*Task objective:* Output only the lines that run from the line holding "Enumerate this screenshot's" to the end of the data below, including both ends, without any pictures.

*Extracted information:*

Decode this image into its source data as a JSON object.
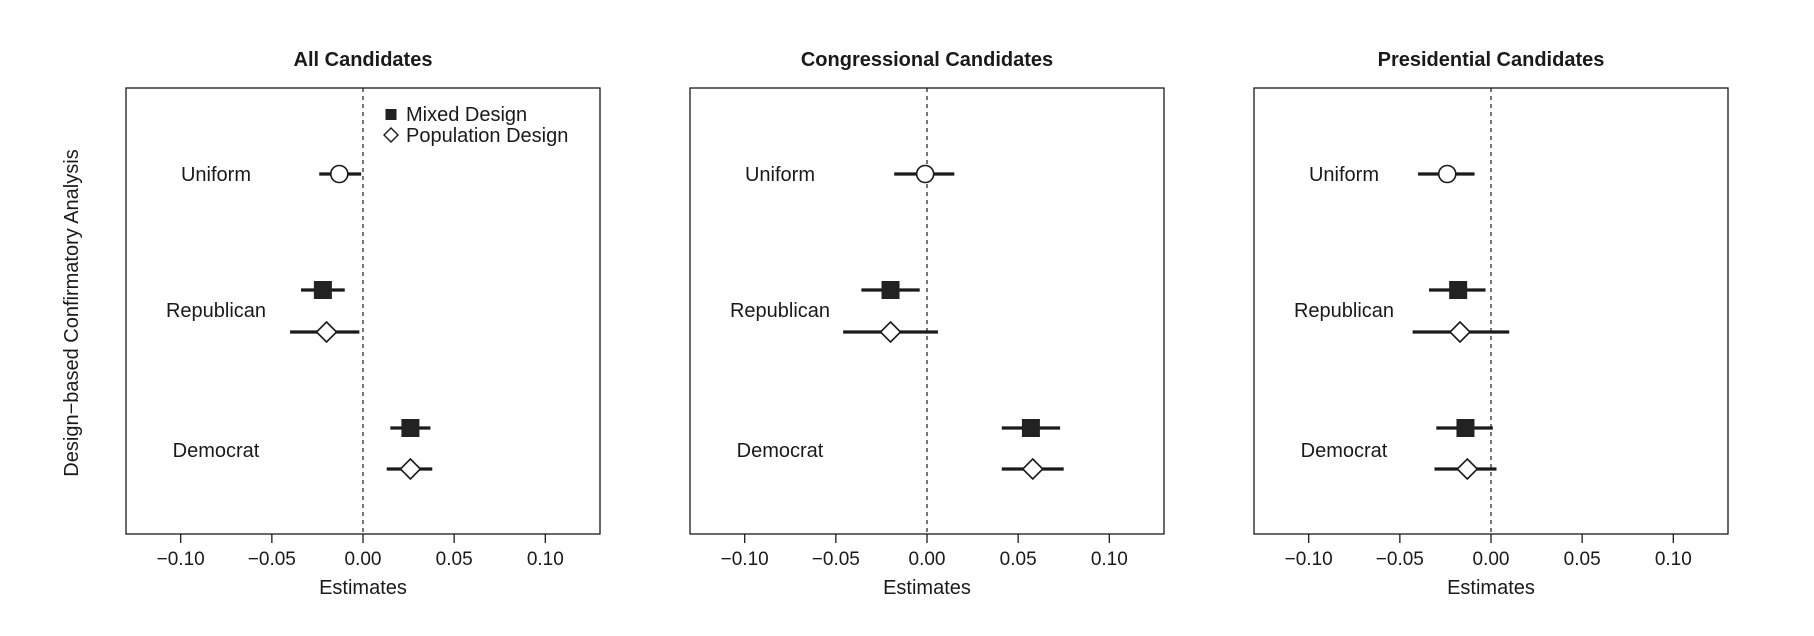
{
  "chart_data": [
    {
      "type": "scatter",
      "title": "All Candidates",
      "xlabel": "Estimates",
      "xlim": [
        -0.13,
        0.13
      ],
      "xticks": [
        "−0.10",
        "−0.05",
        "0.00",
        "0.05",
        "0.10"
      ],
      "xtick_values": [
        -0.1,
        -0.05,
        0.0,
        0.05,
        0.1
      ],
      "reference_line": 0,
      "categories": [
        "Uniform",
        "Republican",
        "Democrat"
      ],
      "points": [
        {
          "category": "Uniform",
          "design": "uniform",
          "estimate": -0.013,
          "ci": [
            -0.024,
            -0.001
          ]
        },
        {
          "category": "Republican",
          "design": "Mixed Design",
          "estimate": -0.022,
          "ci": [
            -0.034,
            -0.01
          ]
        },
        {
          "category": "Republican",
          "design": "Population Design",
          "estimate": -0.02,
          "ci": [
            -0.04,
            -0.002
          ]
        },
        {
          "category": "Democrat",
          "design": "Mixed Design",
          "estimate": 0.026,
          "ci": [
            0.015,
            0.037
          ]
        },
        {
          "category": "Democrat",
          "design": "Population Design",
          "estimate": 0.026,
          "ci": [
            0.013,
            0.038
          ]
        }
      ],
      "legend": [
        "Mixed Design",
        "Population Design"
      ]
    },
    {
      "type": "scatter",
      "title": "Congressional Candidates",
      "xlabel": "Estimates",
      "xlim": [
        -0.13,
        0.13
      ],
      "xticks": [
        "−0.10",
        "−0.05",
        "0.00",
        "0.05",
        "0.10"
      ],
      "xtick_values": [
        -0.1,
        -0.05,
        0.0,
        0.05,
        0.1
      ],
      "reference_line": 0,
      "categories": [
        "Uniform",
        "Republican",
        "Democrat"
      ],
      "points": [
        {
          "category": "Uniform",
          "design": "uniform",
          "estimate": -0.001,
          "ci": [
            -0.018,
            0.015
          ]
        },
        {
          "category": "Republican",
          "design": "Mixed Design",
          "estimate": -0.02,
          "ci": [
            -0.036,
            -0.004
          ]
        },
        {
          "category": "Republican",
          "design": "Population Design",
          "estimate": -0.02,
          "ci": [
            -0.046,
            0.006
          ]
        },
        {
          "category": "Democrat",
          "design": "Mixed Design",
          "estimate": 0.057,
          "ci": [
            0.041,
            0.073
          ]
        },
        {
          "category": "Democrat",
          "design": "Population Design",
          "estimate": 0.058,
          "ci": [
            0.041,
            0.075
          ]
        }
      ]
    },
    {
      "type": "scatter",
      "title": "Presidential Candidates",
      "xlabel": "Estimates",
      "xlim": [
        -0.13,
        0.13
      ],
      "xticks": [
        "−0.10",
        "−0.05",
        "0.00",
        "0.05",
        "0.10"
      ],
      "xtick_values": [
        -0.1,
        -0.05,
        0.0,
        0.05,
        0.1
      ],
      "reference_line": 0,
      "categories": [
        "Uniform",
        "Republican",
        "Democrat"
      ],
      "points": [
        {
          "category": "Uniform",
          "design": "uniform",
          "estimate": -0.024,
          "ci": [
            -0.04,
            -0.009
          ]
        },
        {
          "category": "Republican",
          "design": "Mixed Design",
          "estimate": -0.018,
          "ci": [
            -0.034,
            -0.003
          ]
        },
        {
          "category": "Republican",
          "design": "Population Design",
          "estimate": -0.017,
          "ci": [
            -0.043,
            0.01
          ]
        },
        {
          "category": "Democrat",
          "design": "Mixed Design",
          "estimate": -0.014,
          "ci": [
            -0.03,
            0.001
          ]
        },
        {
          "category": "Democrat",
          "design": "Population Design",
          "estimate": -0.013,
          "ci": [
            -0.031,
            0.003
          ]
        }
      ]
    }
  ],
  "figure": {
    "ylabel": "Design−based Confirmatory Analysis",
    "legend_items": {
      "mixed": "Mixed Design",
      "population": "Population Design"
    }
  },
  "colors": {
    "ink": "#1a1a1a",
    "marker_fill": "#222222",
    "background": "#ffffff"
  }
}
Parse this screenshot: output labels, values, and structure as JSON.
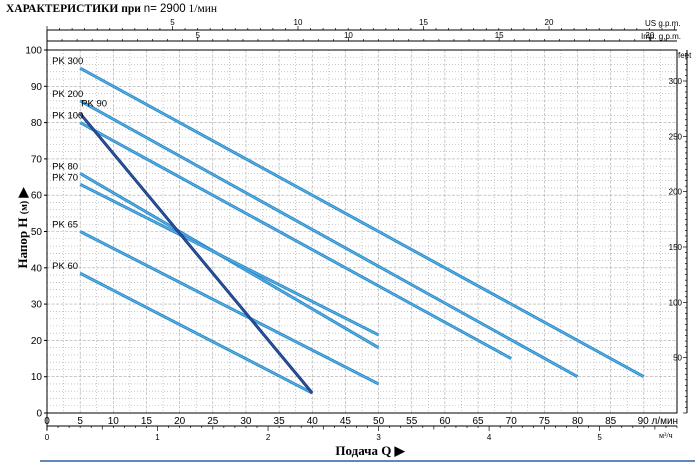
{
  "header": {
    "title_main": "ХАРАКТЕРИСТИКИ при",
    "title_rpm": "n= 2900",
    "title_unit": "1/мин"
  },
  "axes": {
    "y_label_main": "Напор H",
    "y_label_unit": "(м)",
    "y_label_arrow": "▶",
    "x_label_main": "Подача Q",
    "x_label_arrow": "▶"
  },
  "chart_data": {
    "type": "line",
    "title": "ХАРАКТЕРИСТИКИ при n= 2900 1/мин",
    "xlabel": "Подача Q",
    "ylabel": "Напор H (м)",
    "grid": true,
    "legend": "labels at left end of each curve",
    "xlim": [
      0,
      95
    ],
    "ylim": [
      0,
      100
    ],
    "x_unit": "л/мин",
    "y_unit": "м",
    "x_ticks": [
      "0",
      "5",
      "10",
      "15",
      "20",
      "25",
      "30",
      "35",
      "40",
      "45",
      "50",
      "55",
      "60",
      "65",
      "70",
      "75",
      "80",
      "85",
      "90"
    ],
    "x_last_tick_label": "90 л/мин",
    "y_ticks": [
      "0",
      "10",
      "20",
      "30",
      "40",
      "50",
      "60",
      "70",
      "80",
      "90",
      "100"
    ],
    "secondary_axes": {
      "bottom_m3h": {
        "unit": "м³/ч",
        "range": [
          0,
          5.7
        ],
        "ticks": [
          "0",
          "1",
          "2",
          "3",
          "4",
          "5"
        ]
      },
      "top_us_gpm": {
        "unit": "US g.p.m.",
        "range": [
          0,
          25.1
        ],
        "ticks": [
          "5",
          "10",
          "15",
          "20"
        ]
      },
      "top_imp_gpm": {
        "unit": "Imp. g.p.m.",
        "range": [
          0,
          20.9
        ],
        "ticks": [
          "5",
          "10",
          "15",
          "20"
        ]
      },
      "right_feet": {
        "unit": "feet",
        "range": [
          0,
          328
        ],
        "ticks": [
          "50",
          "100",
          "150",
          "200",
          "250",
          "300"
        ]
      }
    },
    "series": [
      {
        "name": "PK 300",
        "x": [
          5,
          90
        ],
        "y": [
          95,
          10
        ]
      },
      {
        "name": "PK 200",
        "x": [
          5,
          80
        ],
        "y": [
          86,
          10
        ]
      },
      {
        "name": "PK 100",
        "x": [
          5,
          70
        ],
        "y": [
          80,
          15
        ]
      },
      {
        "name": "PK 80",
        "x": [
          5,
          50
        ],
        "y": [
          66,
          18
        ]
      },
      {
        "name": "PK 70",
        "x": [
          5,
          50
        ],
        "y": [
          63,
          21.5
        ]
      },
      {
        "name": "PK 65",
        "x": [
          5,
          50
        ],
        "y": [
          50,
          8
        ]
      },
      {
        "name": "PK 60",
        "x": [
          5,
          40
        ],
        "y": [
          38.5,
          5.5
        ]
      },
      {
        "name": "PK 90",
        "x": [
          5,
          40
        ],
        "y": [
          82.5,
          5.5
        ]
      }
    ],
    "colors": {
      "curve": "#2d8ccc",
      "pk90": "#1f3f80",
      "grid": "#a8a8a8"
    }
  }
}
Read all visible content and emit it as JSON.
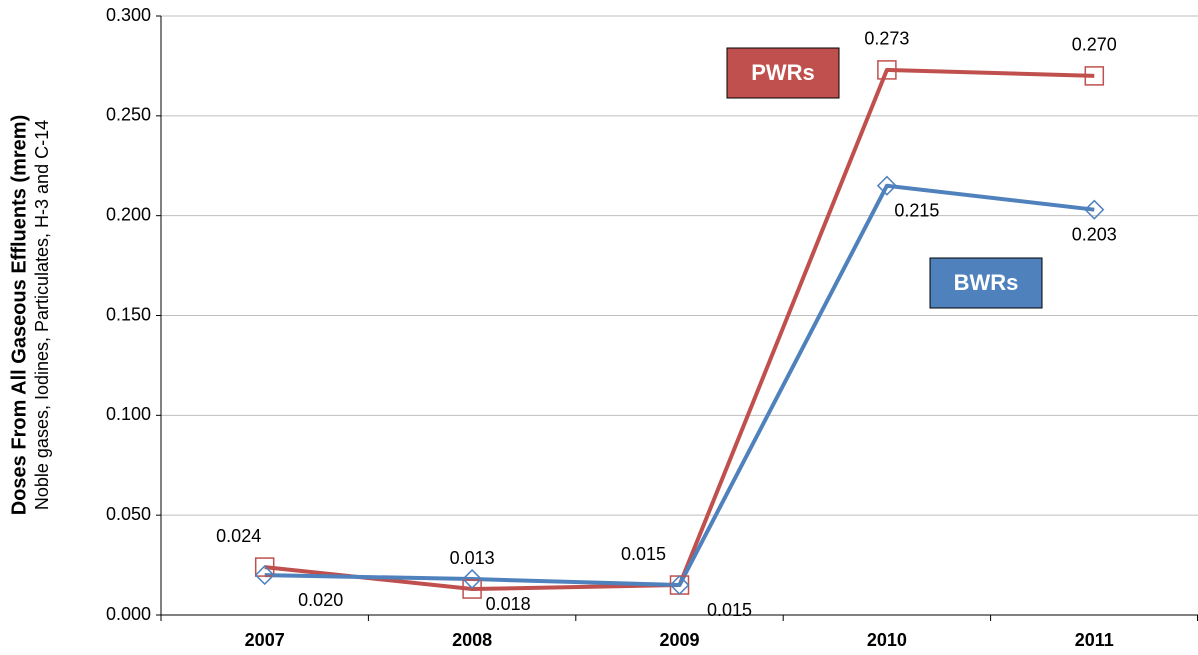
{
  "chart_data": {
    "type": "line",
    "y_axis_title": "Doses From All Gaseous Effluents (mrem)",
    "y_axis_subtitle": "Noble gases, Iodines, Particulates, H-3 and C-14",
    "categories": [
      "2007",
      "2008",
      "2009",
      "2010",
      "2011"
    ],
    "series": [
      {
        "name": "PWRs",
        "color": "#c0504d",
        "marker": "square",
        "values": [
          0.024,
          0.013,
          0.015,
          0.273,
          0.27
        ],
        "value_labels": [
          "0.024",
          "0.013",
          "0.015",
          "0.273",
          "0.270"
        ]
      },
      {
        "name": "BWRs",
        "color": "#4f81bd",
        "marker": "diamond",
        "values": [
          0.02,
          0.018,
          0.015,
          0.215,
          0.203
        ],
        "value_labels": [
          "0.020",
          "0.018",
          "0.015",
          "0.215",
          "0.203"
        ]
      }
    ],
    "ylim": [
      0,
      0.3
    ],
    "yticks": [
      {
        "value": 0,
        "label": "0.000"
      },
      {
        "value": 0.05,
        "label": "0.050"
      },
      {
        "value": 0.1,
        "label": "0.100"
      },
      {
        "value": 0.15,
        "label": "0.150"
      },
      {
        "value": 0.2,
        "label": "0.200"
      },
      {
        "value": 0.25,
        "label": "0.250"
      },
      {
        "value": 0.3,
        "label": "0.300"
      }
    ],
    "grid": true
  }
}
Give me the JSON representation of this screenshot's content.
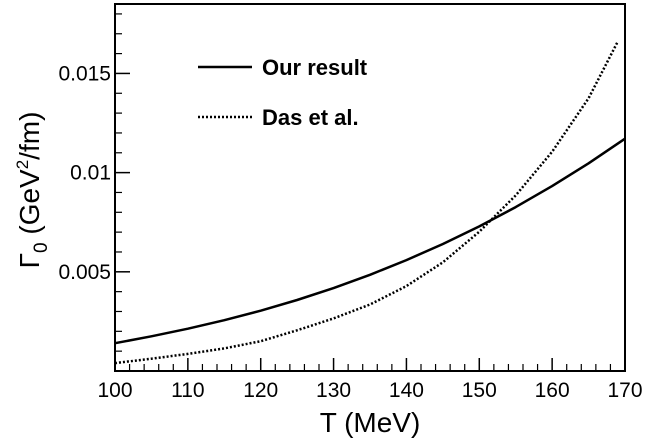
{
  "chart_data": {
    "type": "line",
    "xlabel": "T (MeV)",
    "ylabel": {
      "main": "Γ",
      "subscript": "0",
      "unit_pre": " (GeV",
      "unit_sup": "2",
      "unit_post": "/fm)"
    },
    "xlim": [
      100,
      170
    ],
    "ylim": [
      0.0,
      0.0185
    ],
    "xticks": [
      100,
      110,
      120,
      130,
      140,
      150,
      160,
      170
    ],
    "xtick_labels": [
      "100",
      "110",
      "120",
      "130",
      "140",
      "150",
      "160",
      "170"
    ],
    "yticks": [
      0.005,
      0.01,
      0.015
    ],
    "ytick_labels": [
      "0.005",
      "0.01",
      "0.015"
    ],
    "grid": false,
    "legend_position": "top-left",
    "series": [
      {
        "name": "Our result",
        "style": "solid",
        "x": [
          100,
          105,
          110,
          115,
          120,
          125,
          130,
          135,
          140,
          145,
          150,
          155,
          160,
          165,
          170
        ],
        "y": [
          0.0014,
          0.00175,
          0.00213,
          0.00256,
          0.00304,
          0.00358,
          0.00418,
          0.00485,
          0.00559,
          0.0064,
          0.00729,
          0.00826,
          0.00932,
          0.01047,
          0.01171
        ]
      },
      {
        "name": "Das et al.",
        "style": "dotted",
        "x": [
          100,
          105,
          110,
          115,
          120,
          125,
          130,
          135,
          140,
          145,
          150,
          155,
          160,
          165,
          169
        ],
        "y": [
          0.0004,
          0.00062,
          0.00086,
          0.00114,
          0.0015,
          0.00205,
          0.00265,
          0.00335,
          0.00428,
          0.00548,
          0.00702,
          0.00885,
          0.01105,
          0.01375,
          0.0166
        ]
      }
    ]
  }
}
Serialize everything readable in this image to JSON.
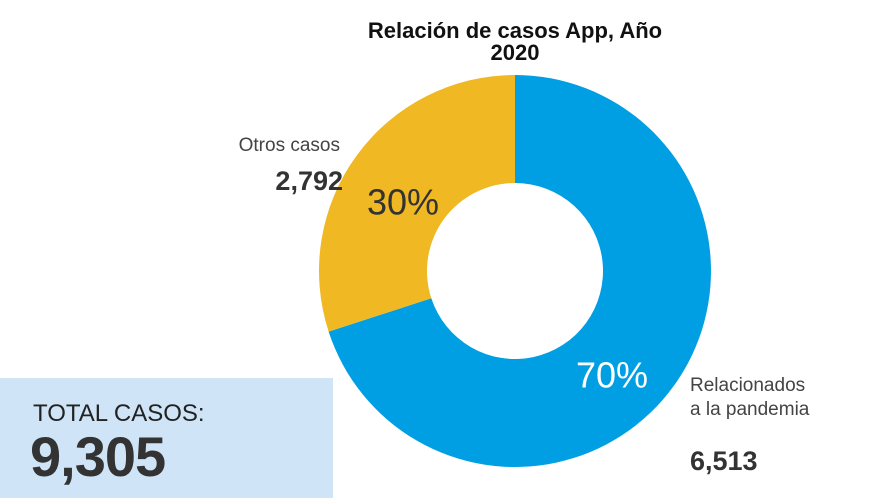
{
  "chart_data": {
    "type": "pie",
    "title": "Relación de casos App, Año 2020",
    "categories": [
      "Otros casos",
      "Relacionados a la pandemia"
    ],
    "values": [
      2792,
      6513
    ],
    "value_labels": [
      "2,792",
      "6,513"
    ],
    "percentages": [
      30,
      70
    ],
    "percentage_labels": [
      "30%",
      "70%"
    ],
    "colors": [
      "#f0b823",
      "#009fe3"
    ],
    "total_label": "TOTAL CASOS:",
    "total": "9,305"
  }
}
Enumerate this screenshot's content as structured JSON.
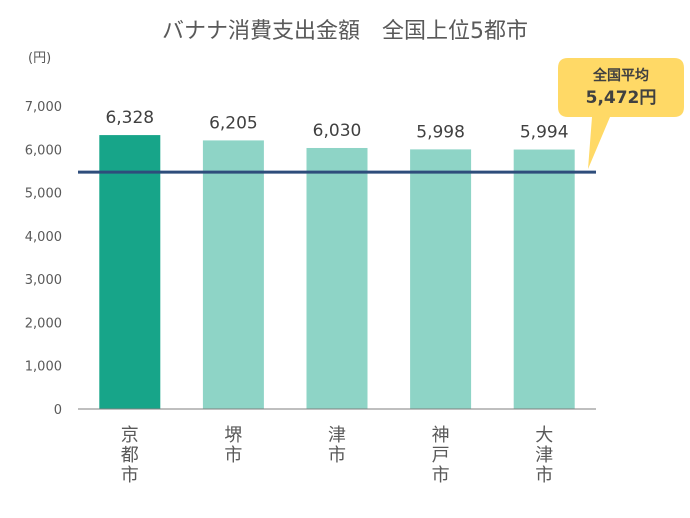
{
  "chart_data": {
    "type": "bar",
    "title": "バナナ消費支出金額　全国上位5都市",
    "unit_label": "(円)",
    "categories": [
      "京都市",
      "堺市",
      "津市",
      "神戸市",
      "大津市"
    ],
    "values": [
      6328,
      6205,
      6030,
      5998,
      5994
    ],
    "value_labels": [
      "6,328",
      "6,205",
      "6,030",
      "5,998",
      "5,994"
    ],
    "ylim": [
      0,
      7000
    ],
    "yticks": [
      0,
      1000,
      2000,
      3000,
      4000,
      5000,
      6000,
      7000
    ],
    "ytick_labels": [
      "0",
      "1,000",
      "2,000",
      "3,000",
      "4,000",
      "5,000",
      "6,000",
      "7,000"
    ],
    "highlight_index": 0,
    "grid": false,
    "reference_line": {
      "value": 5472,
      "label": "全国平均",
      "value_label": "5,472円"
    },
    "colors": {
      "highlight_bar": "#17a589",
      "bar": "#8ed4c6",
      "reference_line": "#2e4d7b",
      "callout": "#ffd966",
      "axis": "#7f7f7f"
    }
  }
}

*Finished answer:*
Enumerate this screenshot's content as structured JSON.
{
  "chart_data": {
    "type": "bar",
    "title": "バナナ消費支出金額　全国上位5都市",
    "unit_label": "(円)",
    "categories": [
      "京都市",
      "堺市",
      "津市",
      "神戸市",
      "大津市"
    ],
    "values": [
      6328,
      6205,
      6030,
      5998,
      5994
    ],
    "value_labels": [
      "6,328",
      "6,205",
      "6,030",
      "5,998",
      "5,994"
    ],
    "ylim": [
      0,
      7000
    ],
    "yticks": [
      0,
      1000,
      2000,
      3000,
      4000,
      5000,
      6000,
      7000
    ],
    "ytick_labels": [
      "0",
      "1,000",
      "2,000",
      "3,000",
      "4,000",
      "5,000",
      "6,000",
      "7,000"
    ],
    "highlight_index": 0,
    "grid": false,
    "reference_line": {
      "value": 5472,
      "label": "全国平均",
      "value_label": "5,472円"
    },
    "colors": {
      "highlight_bar": "#17a589",
      "bar": "#8ed4c6",
      "reference_line": "#2e4d7b",
      "callout": "#ffd966",
      "axis": "#7f7f7f"
    }
  }
}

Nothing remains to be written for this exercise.